AIM OF THE TASK.
Write each line out again exactly as written.

[Begin INFORMATION SHOWN]

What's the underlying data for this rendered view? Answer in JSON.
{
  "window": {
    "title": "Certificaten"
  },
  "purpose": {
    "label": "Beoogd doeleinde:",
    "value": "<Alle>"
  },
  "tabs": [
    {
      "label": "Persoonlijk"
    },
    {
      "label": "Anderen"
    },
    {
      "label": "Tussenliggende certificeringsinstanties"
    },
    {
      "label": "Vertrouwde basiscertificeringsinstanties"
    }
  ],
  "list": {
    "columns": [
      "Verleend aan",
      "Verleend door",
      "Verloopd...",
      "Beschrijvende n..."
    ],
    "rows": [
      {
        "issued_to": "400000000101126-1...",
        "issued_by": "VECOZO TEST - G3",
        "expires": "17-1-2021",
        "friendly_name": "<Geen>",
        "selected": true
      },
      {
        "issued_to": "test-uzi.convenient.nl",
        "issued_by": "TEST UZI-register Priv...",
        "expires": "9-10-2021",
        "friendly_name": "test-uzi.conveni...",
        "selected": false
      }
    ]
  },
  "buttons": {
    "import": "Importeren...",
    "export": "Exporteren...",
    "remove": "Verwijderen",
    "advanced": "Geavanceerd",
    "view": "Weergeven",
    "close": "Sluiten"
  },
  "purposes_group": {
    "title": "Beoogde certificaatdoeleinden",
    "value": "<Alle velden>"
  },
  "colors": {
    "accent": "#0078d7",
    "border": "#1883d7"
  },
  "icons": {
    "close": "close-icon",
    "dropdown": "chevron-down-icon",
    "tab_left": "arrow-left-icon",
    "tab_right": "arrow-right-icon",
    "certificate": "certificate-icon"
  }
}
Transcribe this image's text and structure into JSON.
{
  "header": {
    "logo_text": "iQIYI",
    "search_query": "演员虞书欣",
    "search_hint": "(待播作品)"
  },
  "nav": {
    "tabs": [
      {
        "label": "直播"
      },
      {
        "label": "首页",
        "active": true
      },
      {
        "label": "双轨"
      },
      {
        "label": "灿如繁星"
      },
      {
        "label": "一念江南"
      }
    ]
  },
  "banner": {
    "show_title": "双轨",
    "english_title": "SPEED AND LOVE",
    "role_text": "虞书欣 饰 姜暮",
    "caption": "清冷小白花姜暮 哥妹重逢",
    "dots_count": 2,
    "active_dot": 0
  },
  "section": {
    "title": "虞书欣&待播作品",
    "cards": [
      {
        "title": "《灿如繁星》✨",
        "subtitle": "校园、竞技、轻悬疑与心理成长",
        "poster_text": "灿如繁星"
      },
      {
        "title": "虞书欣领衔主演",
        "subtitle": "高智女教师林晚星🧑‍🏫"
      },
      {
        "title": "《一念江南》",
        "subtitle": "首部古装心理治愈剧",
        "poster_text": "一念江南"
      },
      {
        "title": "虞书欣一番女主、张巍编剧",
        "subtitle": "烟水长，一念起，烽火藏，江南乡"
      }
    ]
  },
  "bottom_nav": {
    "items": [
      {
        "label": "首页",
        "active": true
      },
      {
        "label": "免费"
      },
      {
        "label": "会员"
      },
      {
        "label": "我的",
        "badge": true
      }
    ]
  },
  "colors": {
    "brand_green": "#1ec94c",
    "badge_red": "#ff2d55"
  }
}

[End INFORMATION SHOWN]

RESPONSE.
What's the underlying data for this rendered view? Answer in JSON.
{
  "window": {
    "title": "Certificaten"
  },
  "purpose": {
    "label": "Beoogd doeleinde:",
    "value": "<Alle>"
  },
  "tabs": [
    {
      "label": "Persoonlijk"
    },
    {
      "label": "Anderen"
    },
    {
      "label": "Tussenliggende certificeringsinstanties"
    },
    {
      "label": "Vertrouwde basiscertificeringsinstanties"
    }
  ],
  "list": {
    "columns": [
      "Verleend aan",
      "Verleend door",
      "Verloopd...",
      "Beschrijvende n..."
    ],
    "rows": [
      {
        "issued_to": "400000000101126-1...",
        "issued_by": "VECOZO TEST - G3",
        "expires": "17-1-2021",
        "friendly_name": "<Geen>",
        "selected": true
      },
      {
        "issued_to": "test-uzi.convenient.nl",
        "issued_by": "TEST UZI-register Priv...",
        "expires": "9-10-2021",
        "friendly_name": "test-uzi.conveni...",
        "selected": false
      }
    ]
  },
  "buttons": {
    "import": "Importeren...",
    "export": "Exporteren...",
    "remove": "Verwijderen",
    "advanced": "Geavanceerd",
    "view": "Weergeven",
    "close": "Sluiten"
  },
  "purposes_group": {
    "title": "Beoogde certificaatdoeleinden",
    "value": "<Alle velden>"
  },
  "colors": {
    "accent": "#0078d7",
    "border": "#1883d7"
  },
  "icons": {
    "close": "close-icon",
    "dropdown": "chevron-down-icon",
    "tab_left": "arrow-left-icon",
    "tab_right": "arrow-right-icon",
    "certificate": "certificate-icon"
  }
}
Transcribe this image's text and structure into JSON.
{
  "header": {
    "logo_text": "iQIYI",
    "search_query": "演员虞书欣",
    "search_hint": "(待播作品)"
  },
  "nav": {
    "tabs": [
      {
        "label": "直播"
      },
      {
        "label": "首页",
        "active": true
      },
      {
        "label": "双轨"
      },
      {
        "label": "灿如繁星"
      },
      {
        "label": "一念江南"
      }
    ]
  },
  "banner": {
    "show_title": "双轨",
    "english_title": "SPEED AND LOVE",
    "role_text": "虞书欣 饰 姜暮",
    "caption": "清冷小白花姜暮 哥妹重逢",
    "dots_count": 2,
    "active_dot": 0
  },
  "section": {
    "title": "虞书欣&待播作品",
    "cards": [
      {
        "title": "《灿如繁星》✨",
        "subtitle": "校园、竞技、轻悬疑与心理成长",
        "poster_text": "灿如繁星"
      },
      {
        "title": "虞书欣领衔主演",
        "subtitle": "高智女教师林晚星🧑‍🏫"
      },
      {
        "title": "《一念江南》",
        "subtitle": "首部古装心理治愈剧",
        "poster_text": "一念江南"
      },
      {
        "title": "虞书欣一番女主、张巍编剧",
        "subtitle": "烟水长，一念起，烽火藏，江南乡"
      }
    ]
  },
  "bottom_nav": {
    "items": [
      {
        "label": "首页",
        "active": true
      },
      {
        "label": "免费"
      },
      {
        "label": "会员"
      },
      {
        "label": "我的",
        "badge": true
      }
    ]
  },
  "colors": {
    "brand_green": "#1ec94c",
    "badge_red": "#ff2d55"
  }
}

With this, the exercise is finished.